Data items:
------
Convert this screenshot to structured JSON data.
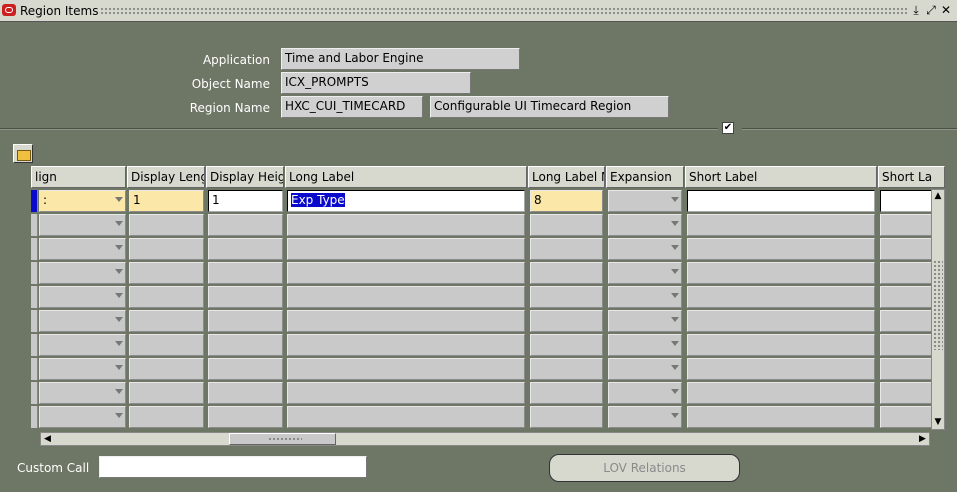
{
  "window": {
    "title": "Region Items",
    "buttons": [
      "minimize",
      "maximize",
      "close"
    ]
  },
  "header": {
    "application_label": "Application",
    "application_value": "Time and Labor Engine",
    "object_label": "Object Name",
    "object_value": "ICX_PROMPTS",
    "region_label": "Region Name",
    "region_code": "HXC_CUI_TIMECARD",
    "region_desc": "Configurable UI Timecard Region",
    "checkbox_checked": "✔"
  },
  "grid": {
    "columns": [
      "lign",
      "Display Leng",
      "Display Heig",
      "Long Label",
      "Long Label M",
      "Expansion",
      "Short Label",
      "Short La"
    ],
    "first_row": {
      "align": ":",
      "display_length": "1",
      "display_height": "1",
      "long_label": "Exp Type",
      "long_label_max": "8",
      "expansion": "",
      "short_label": "",
      "short_label2": ""
    }
  },
  "footer": {
    "custom_call_label": "Custom Call",
    "custom_call_value": "",
    "lov_button": "LOV Relations"
  },
  "colors": {
    "background": "#6e7665",
    "required": "#fbe7a8",
    "selection": "#0a0acc"
  }
}
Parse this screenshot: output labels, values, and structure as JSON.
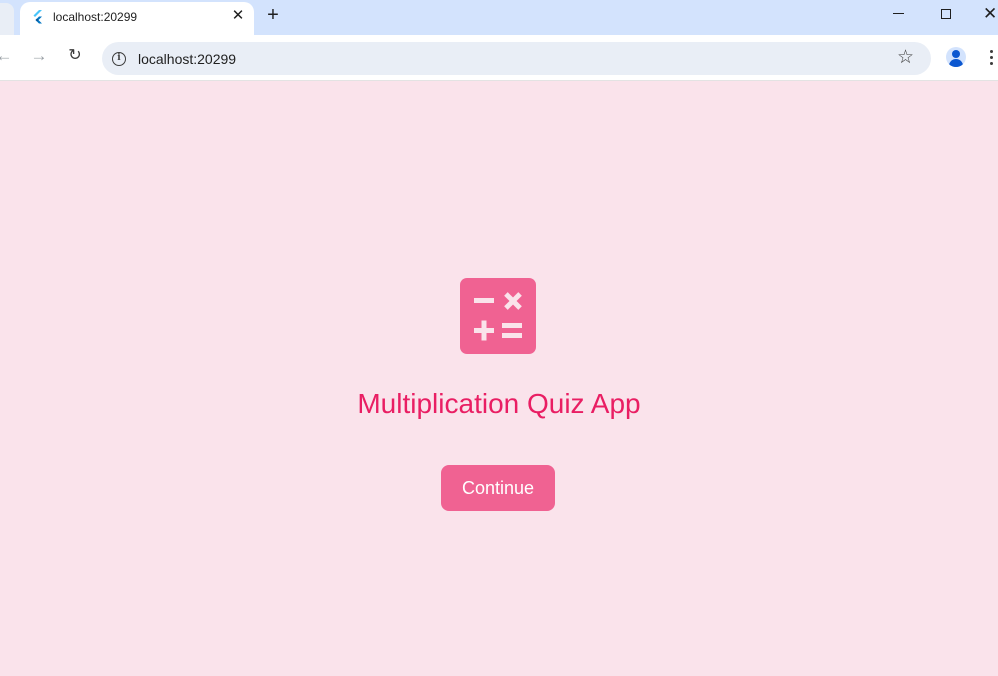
{
  "browser": {
    "tab": {
      "title": "localhost:20299",
      "favicon": "flutter-icon",
      "close_glyph": "✕"
    },
    "new_tab_glyph": "+",
    "toolbar": {
      "url": "localhost:20299",
      "back_glyph": "←",
      "forward_glyph": "→",
      "reload_glyph": "↻",
      "star_glyph": "☆"
    },
    "window_close_glyph": "✕"
  },
  "app": {
    "icon": "calculate-icon",
    "title": "Multiplication Quiz App",
    "continue_label": "Continue",
    "colors": {
      "background": "#fae3eb",
      "accent": "#f06292",
      "title": "#e91e63"
    }
  }
}
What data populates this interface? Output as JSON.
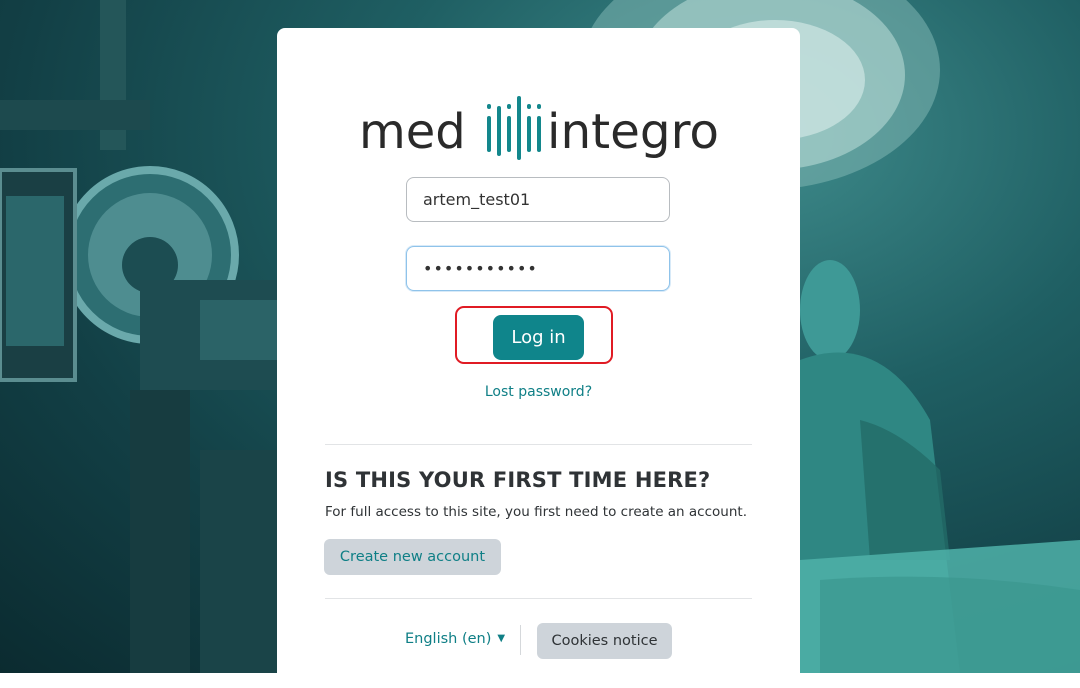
------
◆ **Set problem**:
Transcribe the records above verbatim. Do not carry over any picture.

◆ **Problem solution**:
Convert this screenshot to structured JSON data.
{
  "window": {
    "title": "Region Items",
    "buttons": [
      "minimize",
      "maximize",
      "close"
    ]
  },
  "header": {
    "application_label": "Application",
    "application_value": "Time and Labor Engine",
    "object_label": "Object Name",
    "object_value": "ICX_PROMPTS",
    "region_label": "Region Name",
    "region_code": "HXC_CUI_TIMECARD",
    "region_desc": "Configurable UI Timecard Region",
    "checkbox_checked": "✔"
  },
  "grid": {
    "columns": [
      "lign",
      "Display Leng",
      "Display Heig",
      "Long Label",
      "Long Label M",
      "Expansion",
      "Short Label",
      "Short La"
    ],
    "first_row": {
      "align": ":",
      "display_length": "1",
      "display_height": "1",
      "long_label": "Exp Type",
      "long_label_max": "8",
      "expansion": "",
      "short_label": "",
      "short_label2": ""
    }
  },
  "footer": {
    "custom_call_label": "Custom Call",
    "custom_call_value": "",
    "lov_button": "LOV Relations"
  },
  "colors": {
    "background": "#6e7665",
    "required": "#fbe7a8",
    "selection": "#0a0acc"
  }
}
Parse this screenshot: output labels, values, and structure as JSON.
{
  "browser": {
    "tab": {
      "title": "localhost:20299",
      "favicon": "flutter-icon",
      "close_glyph": "✕"
    },
    "new_tab_glyph": "+",
    "toolbar": {
      "url": "localhost:20299",
      "back_glyph": "←",
      "forward_glyph": "→",
      "reload_glyph": "↻",
      "star_glyph": "☆"
    },
    "window_close_glyph": "✕"
  },
  "app": {
    "icon": "calculate-icon",
    "title": "Multiplication Quiz App",
    "continue_label": "Continue",
    "colors": {
      "background": "#fae3eb",
      "accent": "#f06292",
      "title": "#e91e63"
    }
  }
}
What data populates this interface? Output as JSON.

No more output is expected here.